- [YOUR TASK]: Gather the lines that hold the string "关于加强互联网信息服务算法综合治理的指导意见".
--- begin SUPPLIED MATERIAL ---
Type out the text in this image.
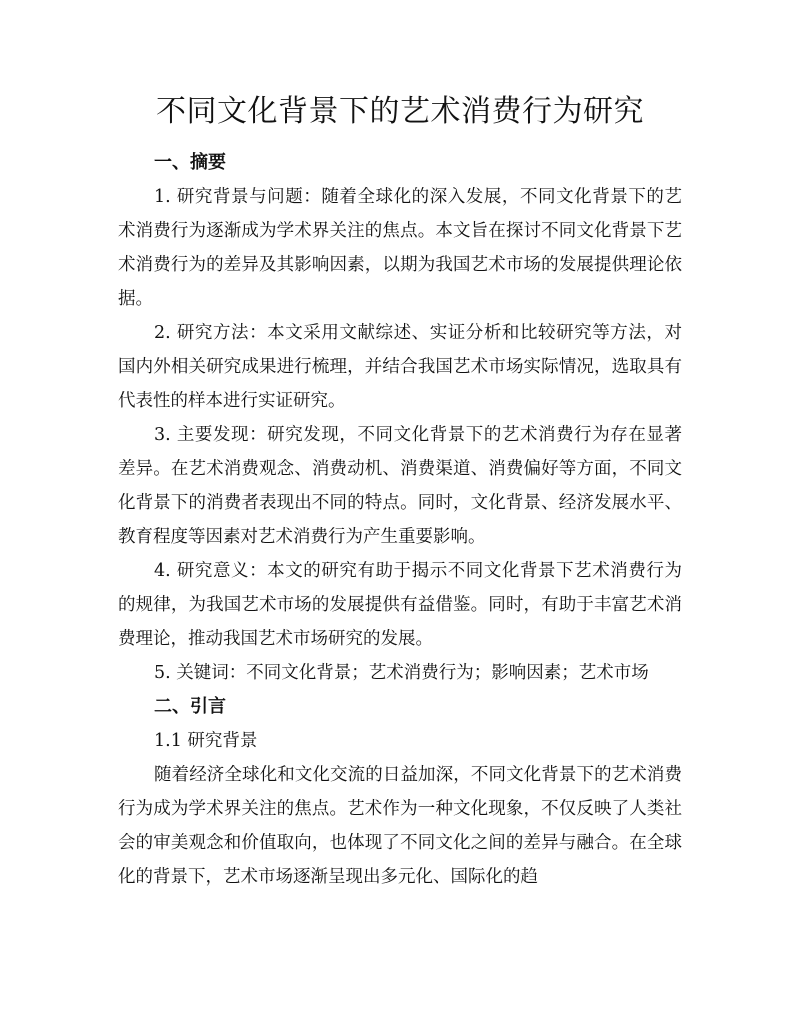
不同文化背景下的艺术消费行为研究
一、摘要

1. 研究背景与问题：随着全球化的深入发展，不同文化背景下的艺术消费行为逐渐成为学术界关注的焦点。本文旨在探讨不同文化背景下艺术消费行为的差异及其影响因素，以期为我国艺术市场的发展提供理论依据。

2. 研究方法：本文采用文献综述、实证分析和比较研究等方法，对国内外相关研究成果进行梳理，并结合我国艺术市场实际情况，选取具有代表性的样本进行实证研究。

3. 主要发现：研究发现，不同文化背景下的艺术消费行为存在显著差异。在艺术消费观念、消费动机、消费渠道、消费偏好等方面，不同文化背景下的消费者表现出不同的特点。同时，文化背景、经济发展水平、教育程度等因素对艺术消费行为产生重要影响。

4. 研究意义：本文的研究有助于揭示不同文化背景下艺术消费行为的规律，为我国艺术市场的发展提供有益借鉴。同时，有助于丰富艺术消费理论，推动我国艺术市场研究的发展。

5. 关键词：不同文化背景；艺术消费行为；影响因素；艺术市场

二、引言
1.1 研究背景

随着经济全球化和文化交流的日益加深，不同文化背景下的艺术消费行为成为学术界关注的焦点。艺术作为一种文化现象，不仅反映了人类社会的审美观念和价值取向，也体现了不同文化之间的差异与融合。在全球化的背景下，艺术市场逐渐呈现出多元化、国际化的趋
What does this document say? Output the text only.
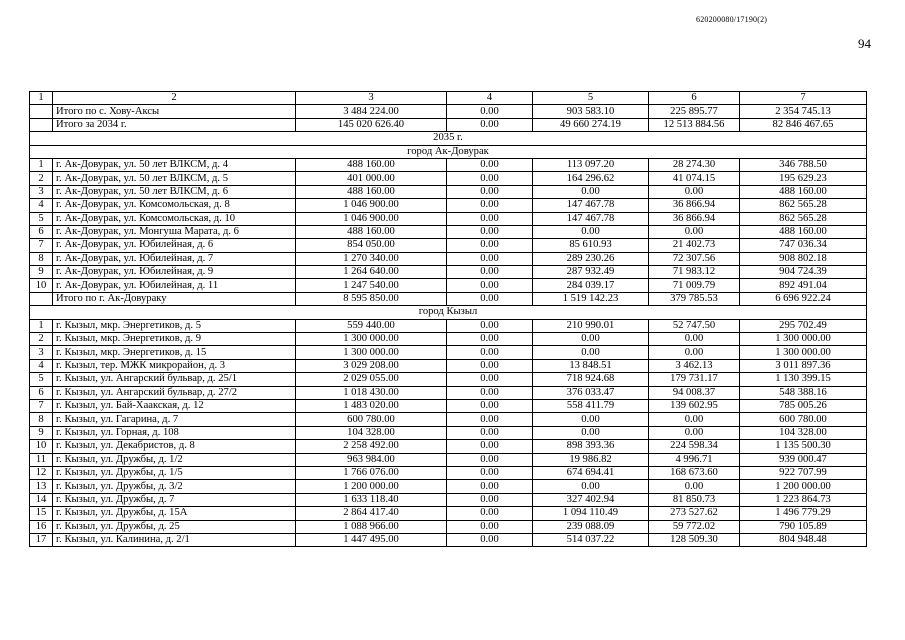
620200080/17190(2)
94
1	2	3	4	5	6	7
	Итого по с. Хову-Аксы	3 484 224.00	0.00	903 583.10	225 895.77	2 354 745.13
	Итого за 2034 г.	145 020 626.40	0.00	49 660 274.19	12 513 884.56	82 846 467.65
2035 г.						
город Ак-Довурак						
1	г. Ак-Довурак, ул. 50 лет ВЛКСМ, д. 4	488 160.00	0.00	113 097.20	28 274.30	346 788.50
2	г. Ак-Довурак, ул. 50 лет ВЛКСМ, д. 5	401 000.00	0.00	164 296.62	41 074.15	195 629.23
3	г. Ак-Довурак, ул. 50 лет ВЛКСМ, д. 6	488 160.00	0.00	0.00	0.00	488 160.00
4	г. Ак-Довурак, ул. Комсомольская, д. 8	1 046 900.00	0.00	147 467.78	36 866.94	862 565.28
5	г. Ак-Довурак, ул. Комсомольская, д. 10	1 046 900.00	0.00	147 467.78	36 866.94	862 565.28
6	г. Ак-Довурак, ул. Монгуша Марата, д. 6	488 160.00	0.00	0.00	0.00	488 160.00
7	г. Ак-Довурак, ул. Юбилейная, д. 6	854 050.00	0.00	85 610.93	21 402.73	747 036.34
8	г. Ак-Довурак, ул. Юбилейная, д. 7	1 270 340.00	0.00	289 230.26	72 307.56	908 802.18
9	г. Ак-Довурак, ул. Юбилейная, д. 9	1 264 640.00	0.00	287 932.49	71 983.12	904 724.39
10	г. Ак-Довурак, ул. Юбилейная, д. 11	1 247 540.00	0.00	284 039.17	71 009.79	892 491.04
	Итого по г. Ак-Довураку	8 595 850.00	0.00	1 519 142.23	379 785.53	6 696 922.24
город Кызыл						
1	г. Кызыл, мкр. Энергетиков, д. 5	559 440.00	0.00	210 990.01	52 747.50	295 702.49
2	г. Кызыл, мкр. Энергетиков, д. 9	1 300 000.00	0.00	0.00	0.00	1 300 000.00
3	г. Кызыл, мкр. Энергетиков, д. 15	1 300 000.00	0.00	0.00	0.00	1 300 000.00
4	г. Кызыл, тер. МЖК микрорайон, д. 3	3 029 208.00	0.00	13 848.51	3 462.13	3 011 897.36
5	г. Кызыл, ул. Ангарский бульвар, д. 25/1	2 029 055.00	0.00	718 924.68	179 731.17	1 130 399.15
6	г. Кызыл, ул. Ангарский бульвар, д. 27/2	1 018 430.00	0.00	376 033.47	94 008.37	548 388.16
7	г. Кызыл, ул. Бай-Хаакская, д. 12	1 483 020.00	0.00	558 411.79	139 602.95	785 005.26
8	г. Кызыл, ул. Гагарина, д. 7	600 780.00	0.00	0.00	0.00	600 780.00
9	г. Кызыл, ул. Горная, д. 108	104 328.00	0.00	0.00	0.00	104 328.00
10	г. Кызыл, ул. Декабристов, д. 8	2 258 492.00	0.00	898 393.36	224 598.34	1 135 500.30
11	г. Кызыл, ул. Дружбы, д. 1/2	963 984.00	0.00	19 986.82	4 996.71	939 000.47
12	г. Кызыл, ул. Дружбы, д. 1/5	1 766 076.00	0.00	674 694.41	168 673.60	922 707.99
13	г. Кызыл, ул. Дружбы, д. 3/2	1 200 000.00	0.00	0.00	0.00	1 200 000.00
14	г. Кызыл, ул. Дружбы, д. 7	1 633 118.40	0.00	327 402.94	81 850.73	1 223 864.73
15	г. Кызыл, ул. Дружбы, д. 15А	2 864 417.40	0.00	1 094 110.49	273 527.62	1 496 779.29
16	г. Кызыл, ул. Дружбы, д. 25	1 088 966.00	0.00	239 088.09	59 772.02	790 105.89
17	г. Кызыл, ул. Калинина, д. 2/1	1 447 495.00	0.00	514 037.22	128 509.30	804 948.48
--- end SUPPLIED MATERIAL ---
--- begin SUPPLIED MATERIAL ---
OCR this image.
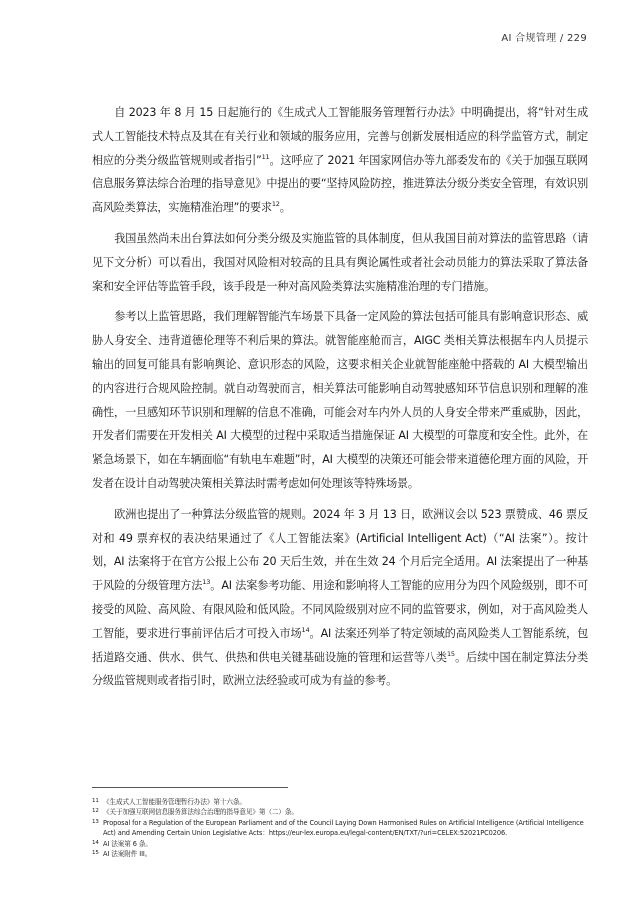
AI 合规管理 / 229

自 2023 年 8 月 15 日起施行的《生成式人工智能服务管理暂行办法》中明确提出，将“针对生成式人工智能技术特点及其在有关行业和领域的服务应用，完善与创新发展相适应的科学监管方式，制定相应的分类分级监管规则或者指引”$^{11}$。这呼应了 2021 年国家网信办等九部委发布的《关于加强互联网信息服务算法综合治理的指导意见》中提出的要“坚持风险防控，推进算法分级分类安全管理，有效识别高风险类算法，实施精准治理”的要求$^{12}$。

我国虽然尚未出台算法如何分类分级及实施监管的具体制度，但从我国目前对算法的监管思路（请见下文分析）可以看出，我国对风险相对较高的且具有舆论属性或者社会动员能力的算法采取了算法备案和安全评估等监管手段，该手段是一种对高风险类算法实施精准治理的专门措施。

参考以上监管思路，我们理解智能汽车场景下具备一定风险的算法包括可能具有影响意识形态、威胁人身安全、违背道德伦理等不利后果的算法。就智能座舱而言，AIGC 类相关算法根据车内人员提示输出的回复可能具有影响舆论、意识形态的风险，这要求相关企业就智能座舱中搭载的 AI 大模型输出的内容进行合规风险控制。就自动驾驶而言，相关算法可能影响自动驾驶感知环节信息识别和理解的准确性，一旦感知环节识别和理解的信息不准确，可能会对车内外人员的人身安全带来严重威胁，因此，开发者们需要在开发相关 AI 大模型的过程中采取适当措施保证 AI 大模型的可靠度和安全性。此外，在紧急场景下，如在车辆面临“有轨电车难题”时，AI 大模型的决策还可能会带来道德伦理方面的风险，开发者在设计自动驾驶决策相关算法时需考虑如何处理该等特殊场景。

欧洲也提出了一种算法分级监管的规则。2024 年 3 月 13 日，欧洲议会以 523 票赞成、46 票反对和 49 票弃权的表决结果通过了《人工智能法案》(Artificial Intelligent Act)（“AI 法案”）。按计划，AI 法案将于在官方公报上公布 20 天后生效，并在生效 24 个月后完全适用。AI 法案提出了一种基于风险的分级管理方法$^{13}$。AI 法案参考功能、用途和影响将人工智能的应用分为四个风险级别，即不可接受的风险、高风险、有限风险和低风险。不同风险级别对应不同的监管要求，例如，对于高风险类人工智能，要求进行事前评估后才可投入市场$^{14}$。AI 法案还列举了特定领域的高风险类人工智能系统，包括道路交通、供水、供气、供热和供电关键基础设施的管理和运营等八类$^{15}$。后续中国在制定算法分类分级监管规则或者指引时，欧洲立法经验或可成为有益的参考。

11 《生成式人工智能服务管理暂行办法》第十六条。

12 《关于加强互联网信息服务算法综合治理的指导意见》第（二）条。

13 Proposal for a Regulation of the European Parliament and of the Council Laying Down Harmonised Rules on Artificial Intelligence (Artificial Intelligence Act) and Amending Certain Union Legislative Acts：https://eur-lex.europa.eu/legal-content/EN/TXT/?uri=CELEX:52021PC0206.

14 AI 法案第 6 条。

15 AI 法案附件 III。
--- end SUPPLIED MATERIAL ---
- [REPLY]:
自 2023 年 8 月 15 日起施行的《生成式人工智能服务管理暂行办法》中明确提出，将“针对生成式人工智能技术特点及其在有关行业和领域的服务应用，完善与创新发展相适应的科学监管方式，制定相应的分类分级监管规则或者指引”$^{11}$。这呼应了 2021 年国家网信办等九部委发布的《关于加强互联网信息服务算法综合治理的指导意见》中提出的要“坚持风险防控，推进算法分级分类安全管理，有效识别高风险类算法，实施精准治理”的要求$^{12}$。
12 《关于加强互联网信息服务算法综合治理的指导意见》第（二）条。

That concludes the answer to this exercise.